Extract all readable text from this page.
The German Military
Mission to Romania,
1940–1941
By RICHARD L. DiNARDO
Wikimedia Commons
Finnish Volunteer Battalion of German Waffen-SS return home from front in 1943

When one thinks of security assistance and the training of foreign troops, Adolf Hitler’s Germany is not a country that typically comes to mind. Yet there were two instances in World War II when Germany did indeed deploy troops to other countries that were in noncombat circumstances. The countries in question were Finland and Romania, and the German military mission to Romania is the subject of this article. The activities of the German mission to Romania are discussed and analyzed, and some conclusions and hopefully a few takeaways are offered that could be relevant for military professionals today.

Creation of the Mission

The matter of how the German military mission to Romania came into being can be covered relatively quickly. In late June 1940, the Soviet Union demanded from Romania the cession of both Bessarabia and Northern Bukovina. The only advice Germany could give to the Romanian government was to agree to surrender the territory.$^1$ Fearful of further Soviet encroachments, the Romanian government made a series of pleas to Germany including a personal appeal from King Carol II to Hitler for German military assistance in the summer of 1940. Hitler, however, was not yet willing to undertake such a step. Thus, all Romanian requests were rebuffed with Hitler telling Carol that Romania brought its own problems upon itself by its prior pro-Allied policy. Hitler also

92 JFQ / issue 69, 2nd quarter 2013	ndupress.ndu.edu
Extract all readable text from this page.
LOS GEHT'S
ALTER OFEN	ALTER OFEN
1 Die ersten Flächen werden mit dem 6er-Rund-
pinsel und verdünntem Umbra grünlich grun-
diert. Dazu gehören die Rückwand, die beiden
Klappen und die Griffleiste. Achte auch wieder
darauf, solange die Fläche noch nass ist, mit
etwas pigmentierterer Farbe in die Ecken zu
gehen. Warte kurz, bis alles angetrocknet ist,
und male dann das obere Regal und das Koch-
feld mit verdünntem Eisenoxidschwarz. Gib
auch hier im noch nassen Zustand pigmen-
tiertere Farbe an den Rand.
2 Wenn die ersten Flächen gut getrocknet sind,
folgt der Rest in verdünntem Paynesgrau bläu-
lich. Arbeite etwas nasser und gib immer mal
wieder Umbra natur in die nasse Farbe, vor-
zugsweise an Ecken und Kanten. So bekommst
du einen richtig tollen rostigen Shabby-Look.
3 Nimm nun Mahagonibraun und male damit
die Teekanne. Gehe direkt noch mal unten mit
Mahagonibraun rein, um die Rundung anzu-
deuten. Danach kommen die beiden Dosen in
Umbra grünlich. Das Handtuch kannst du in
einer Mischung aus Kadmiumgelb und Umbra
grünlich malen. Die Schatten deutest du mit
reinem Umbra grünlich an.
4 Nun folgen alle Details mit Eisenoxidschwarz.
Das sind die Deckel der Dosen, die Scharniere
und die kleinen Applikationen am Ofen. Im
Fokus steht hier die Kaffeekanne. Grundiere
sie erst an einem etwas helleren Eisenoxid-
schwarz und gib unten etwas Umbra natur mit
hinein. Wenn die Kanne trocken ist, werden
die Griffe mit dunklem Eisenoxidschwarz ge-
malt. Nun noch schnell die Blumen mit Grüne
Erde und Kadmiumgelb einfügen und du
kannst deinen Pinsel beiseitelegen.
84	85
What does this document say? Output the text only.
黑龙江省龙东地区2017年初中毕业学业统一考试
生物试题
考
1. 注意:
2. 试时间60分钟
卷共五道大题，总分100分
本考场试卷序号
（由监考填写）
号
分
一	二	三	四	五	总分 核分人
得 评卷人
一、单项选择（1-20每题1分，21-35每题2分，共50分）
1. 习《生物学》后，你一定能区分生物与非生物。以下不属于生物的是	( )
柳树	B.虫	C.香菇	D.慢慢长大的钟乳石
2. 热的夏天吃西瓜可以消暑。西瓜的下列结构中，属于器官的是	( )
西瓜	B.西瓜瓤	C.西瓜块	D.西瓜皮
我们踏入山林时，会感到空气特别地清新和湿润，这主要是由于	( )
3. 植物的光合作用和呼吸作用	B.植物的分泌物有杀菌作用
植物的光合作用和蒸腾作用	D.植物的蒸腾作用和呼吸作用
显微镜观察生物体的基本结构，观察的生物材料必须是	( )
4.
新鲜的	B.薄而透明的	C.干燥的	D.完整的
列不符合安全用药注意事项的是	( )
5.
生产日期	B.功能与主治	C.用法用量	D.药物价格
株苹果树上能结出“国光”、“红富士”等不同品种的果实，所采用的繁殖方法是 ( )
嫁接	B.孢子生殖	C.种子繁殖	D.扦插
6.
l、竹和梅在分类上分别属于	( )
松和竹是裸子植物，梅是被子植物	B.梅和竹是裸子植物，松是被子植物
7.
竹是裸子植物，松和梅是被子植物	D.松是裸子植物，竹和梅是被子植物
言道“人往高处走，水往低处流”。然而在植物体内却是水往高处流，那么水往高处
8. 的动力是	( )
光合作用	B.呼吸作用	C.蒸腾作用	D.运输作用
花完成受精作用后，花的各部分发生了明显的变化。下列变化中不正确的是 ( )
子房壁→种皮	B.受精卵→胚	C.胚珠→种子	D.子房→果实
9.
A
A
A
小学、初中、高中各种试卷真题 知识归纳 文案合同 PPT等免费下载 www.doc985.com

- - - -

Stated task = Return the entries above exactly as they appear.

Exercise solution =
Extract all readable text from this page.
The German Military
Mission to Romania,
1940–1941
By RICHARD L. DiNARDO
Wikimedia Commons
Finnish Volunteer Battalion of German Waffen-SS return home from front in 1943

When one thinks of security assistance and the training of foreign troops, Adolf Hitler’s Germany is not a country that typically comes to mind. Yet there were two instances in World War II when Germany did indeed deploy troops to other countries that were in noncombat circumstances. The countries in question were Finland and Romania, and the German military mission to Romania is the subject of this article. The activities of the German mission to Romania are discussed and analyzed, and some conclusions and hopefully a few takeaways are offered that could be relevant for military professionals today.

Creation of the Mission

The matter of how the German military mission to Romania came into being can be covered relatively quickly. In late June 1940, the Soviet Union demanded from Romania the cession of both Bessarabia and Northern Bukovina. The only advice Germany could give to the Romanian government was to agree to surrender the territory.$^1$ Fearful of further Soviet encroachments, the Romanian government made a series of pleas to Germany including a personal appeal from King Carol II to Hitler for German military assistance in the summer of 1940. Hitler, however, was not yet willing to undertake such a step. Thus, all Romanian requests were rebuffed with Hitler telling Carol that Romania brought its own problems upon itself by its prior pro-Allied policy. Hitler also

92 JFQ / issue 69, 2nd quarter 2013	ndupress.ndu.edu
Extract all readable text from this page.
LOS GEHT'S
ALTER OFEN	ALTER OFEN
1 Die ersten Flächen werden mit dem 6er-Rund-
pinsel und verdünntem Umbra grünlich grun-
diert. Dazu gehören die Rückwand, die beiden
Klappen und die Griffleiste. Achte auch wieder
darauf, solange die Fläche noch nass ist, mit
etwas pigmentierterer Farbe in die Ecken zu
gehen. Warte kurz, bis alles angetrocknet ist,
und male dann das obere Regal und das Koch-
feld mit verdünntem Eisenoxidschwarz. Gib
auch hier im noch nassen Zustand pigmen-
tiertere Farbe an den Rand.
2 Wenn die ersten Flächen gut getrocknet sind,
folgt der Rest in verdünntem Paynesgrau bläu-
lich. Arbeite etwas nasser und gib immer mal
wieder Umbra natur in die nasse Farbe, vor-
zugsweise an Ecken und Kanten. So bekommst
du einen richtig tollen rostigen Shabby-Look.
3 Nimm nun Mahagonibraun und male damit
die Teekanne. Gehe direkt noch mal unten mit
Mahagonibraun rein, um die Rundung anzu-
deuten. Danach kommen die beiden Dosen in
Umbra grünlich. Das Handtuch kannst du in
einer Mischung aus Kadmiumgelb und Umbra
grünlich malen. Die Schatten deutest du mit
reinem Umbra grünlich an.
4 Nun folgen alle Details mit Eisenoxidschwarz.
Das sind die Deckel der Dosen, die Scharniere
und die kleinen Applikationen am Ofen. Im
Fokus steht hier die Kaffeekanne. Grundiere
sie erst an einem etwas helleren Eisenoxid-
schwarz und gib unten etwas Umbra natur mit
hinein. Wenn die Kanne trocken ist, werden
die Griffe mit dunklem Eisenoxidschwarz ge-
malt. Nun noch schnell die Blumen mit Grüne
Erde und Kadmiumgelb einfügen und du
kannst deinen Pinsel beiseitelegen.
84	85
What does this document say? Output the text only.
黑龙江省龙东地区2017年初中毕业学业统一考试
生物试题
考
1. 注意:
2. 试时间60分钟
卷共五道大题，总分100分
本考场试卷序号
（由监考填写）
号
分
一	二	三	四	五	总分 核分人
得 评卷人
一、单项选择（1-20每题1分，21-35每题2分，共50分）
1. 习《生物学》后，你一定能区分生物与非生物。以下不属于生物的是	( )
柳树	B.虫	C.香菇	D.慢慢长大的钟乳石
2. 热的夏天吃西瓜可以消暑。西瓜的下列结构中，属于器官的是	( )
西瓜	B.西瓜瓤	C.西瓜块	D.西瓜皮
我们踏入山林时，会感到空气特别地清新和湿润，这主要是由于	( )
3. 植物的光合作用和呼吸作用	B.植物的分泌物有杀菌作用
植物的光合作用和蒸腾作用	D.植物的蒸腾作用和呼吸作用
显微镜观察生物体的基本结构，观察的生物材料必须是	( )
4.
新鲜的	B.薄而透明的	C.干燥的	D.完整的
列不符合安全用药注意事项的是	( )
5.
生产日期	B.功能与主治	C.用法用量	D.药物价格
株苹果树上能结出“国光”、“红富士”等不同品种的果实，所采用的繁殖方法是 ( )
嫁接	B.孢子生殖	C.种子繁殖	D.扦插
6.
l、竹和梅在分类上分别属于	( )
松和竹是裸子植物，梅是被子植物	B.梅和竹是裸子植物，松是被子植物
7.
竹是裸子植物，松和梅是被子植物	D.松是裸子植物，竹和梅是被子植物
言道“人往高处走，水往低处流”。然而在植物体内却是水往高处流，那么水往高处
8. 的动力是	( )
光合作用	B.呼吸作用	C.蒸腾作用	D.运输作用
花完成受精作用后，花的各部分发生了明显的变化。下列变化中不正确的是 ( )
子房壁→种皮	B.受精卵→胚	C.胚珠→种子	D.子房→果实
9.
A
A
A
小学、初中、高中各种试卷真题 知识归纳 文案合同 PPT等免费下载 www.doc985.com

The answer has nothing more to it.